**Requirement**: What follows is a block of records; restate each one word for word.

Records from a collection:
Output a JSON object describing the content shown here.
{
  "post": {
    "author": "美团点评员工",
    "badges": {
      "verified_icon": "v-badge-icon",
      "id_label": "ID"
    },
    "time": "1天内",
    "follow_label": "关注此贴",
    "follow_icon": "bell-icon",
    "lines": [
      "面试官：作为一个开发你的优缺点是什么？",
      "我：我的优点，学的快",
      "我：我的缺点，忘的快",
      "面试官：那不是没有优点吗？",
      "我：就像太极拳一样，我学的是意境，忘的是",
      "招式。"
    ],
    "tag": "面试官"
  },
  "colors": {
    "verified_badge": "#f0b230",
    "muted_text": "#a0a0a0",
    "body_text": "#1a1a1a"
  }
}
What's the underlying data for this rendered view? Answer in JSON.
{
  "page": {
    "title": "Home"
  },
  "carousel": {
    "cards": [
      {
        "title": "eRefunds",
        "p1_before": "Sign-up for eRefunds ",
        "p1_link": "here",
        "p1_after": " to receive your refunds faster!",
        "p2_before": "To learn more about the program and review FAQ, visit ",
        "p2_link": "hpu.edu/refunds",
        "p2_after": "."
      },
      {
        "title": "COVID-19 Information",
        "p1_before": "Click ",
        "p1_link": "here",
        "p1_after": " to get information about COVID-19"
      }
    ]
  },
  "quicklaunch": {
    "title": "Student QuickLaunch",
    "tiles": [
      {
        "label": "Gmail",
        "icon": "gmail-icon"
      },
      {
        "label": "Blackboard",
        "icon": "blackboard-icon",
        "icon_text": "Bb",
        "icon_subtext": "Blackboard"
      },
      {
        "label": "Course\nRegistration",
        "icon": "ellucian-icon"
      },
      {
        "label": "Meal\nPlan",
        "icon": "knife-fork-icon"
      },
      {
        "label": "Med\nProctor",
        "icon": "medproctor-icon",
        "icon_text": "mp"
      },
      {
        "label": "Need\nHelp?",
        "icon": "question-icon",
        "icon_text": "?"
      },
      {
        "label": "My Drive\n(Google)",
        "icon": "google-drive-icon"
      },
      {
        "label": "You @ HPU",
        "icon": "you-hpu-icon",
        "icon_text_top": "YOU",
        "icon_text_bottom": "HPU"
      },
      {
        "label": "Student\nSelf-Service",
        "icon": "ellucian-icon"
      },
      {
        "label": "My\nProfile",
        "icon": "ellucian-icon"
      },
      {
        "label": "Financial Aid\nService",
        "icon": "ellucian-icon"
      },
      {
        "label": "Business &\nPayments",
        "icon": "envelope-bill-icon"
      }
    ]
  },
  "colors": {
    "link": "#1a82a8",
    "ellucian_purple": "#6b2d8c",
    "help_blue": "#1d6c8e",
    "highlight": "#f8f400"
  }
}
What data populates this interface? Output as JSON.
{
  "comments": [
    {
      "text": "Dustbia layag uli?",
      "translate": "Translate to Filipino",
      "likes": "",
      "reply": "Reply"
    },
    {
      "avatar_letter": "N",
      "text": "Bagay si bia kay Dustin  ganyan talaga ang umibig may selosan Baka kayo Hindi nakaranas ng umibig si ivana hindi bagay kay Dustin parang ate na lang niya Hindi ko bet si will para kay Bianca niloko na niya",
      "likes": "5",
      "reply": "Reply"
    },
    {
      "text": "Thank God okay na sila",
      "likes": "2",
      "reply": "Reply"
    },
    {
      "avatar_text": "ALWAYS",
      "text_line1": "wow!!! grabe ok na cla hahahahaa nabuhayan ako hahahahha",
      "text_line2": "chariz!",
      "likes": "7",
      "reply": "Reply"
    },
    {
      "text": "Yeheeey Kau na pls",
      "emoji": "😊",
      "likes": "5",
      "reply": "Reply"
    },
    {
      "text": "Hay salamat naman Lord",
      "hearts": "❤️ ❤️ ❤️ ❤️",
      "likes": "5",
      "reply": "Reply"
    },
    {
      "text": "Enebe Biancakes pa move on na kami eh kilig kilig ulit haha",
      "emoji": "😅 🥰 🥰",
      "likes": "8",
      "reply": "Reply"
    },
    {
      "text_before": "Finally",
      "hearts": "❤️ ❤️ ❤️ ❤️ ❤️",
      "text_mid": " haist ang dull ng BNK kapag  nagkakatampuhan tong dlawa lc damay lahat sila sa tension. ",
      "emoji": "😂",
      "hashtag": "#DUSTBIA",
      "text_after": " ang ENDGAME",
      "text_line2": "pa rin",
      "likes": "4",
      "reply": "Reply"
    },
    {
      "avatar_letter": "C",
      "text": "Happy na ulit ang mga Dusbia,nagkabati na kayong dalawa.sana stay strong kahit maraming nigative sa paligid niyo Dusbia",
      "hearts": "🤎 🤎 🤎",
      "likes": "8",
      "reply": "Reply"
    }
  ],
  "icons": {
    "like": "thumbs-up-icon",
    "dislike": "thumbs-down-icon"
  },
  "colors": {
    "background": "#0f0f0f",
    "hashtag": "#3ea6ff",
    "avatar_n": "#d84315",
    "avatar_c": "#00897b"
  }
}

**Result of the exercise**:
Output a JSON object describing the content shown here.
{
  "post": {
    "author": "美团点评员工",
    "badges": {
      "verified_icon": "v-badge-icon",
      "id_label": "ID"
    },
    "time": "1天内",
    "follow_label": "关注此贴",
    "follow_icon": "bell-icon",
    "lines": [
      "面试官：作为一个开发你的优缺点是什么？",
      "我：我的优点，学的快",
      "我：我的缺点，忘的快",
      "面试官：那不是没有优点吗？",
      "我：就像太极拳一样，我学的是意境，忘的是",
      "招式。"
    ],
    "tag": "面试官"
  },
  "colors": {
    "verified_badge": "#f0b230",
    "muted_text": "#a0a0a0",
    "body_text": "#1a1a1a"
  }
}
What's the underlying data for this rendered view? Answer in JSON.
{
  "page": {
    "title": "Home"
  },
  "carousel": {
    "cards": [
      {
        "title": "eRefunds",
        "p1_before": "Sign-up for eRefunds ",
        "p1_link": "here",
        "p1_after": " to receive your refunds faster!",
        "p2_before": "To learn more about the program and review FAQ, visit ",
        "p2_link": "hpu.edu/refunds",
        "p2_after": "."
      },
      {
        "title": "COVID-19 Information",
        "p1_before": "Click ",
        "p1_link": "here",
        "p1_after": " to get information about COVID-19"
      }
    ]
  },
  "quicklaunch": {
    "title": "Student QuickLaunch",
    "tiles": [
      {
        "label": "Gmail",
        "icon": "gmail-icon"
      },
      {
        "label": "Blackboard",
        "icon": "blackboard-icon",
        "icon_text": "Bb",
        "icon_subtext": "Blackboard"
      },
      {
        "label": "Course\nRegistration",
        "icon": "ellucian-icon"
      },
      {
        "label": "Meal\nPlan",
        "icon": "knife-fork-icon"
      },
      {
        "label": "Med\nProctor",
        "icon": "medproctor-icon",
        "icon_text": "mp"
      },
      {
        "label": "Need\nHelp?",
        "icon": "question-icon",
        "icon_text": "?"
      },
      {
        "label": "My Drive\n(Google)",
        "icon": "google-drive-icon"
      },
      {
        "label": "You @ HPU",
        "icon": "you-hpu-icon",
        "icon_text_top": "YOU",
        "icon_text_bottom": "HPU"
      },
      {
        "label": "Student\nSelf-Service",
        "icon": "ellucian-icon"
      },
      {
        "label": "My\nProfile",
        "icon": "ellucian-icon"
      },
      {
        "label": "Financial Aid\nService",
        "icon": "ellucian-icon"
      },
      {
        "label": "Business &\nPayments",
        "icon": "envelope-bill-icon"
      }
    ]
  },
  "colors": {
    "link": "#1a82a8",
    "ellucian_purple": "#6b2d8c",
    "help_blue": "#1d6c8e",
    "highlight": "#f8f400"
  }
}
What data populates this interface? Output as JSON.
{
  "comments": [
    {
      "text": "Dustbia layag uli?",
      "translate": "Translate to Filipino",
      "likes": "",
      "reply": "Reply"
    },
    {
      "avatar_letter": "N",
      "text": "Bagay si bia kay Dustin  ganyan talaga ang umibig may selosan Baka kayo Hindi nakaranas ng umibig si ivana hindi bagay kay Dustin parang ate na lang niya Hindi ko bet si will para kay Bianca niloko na niya",
      "likes": "5",
      "reply": "Reply"
    },
    {
      "text": "Thank God okay na sila",
      "likes": "2",
      "reply": "Reply"
    },
    {
      "avatar_text": "ALWAYS",
      "text_line1": "wow!!! grabe ok na cla hahahahaa nabuhayan ako hahahahha",
      "text_line2": "chariz!",
      "likes": "7",
      "reply": "Reply"
    },
    {
      "text": "Yeheeey Kau na pls",
      "emoji": "😊",
      "likes": "5",
      "reply": "Reply"
    },
    {
      "text": "Hay salamat naman Lord",
      "hearts": "❤️ ❤️ ❤️ ❤️",
      "likes": "5",
      "reply": "Reply"
    },
    {
      "text": "Enebe Biancakes pa move on na kami eh kilig kilig ulit haha",
      "emoji": "😅 🥰 🥰",
      "likes": "8",
      "reply": "Reply"
    },
    {
      "text_before": "Finally",
      "hearts": "❤️ ❤️ ❤️ ❤️ ❤️",
      "text_mid": " haist ang dull ng BNK kapag  nagkakatampuhan tong dlawa lc damay lahat sila sa tension. ",
      "emoji": "😂",
      "hashtag": "#DUSTBIA",
      "text_after": " ang ENDGAME",
      "text_line2": "pa rin",
      "likes": "4",
      "reply": "Reply"
    },
    {
      "avatar_letter": "C",
      "text": "Happy na ulit ang mga Dusbia,nagkabati na kayong dalawa.sana stay strong kahit maraming nigative sa paligid niyo Dusbia",
      "hearts": "🤎 🤎 🤎",
      "likes": "8",
      "reply": "Reply"
    }
  ],
  "icons": {
    "like": "thumbs-up-icon",
    "dislike": "thumbs-down-icon"
  },
  "colors": {
    "background": "#0f0f0f",
    "hashtag": "#3ea6ff",
    "avatar_n": "#d84315",
    "avatar_c": "#00897b"
  }
}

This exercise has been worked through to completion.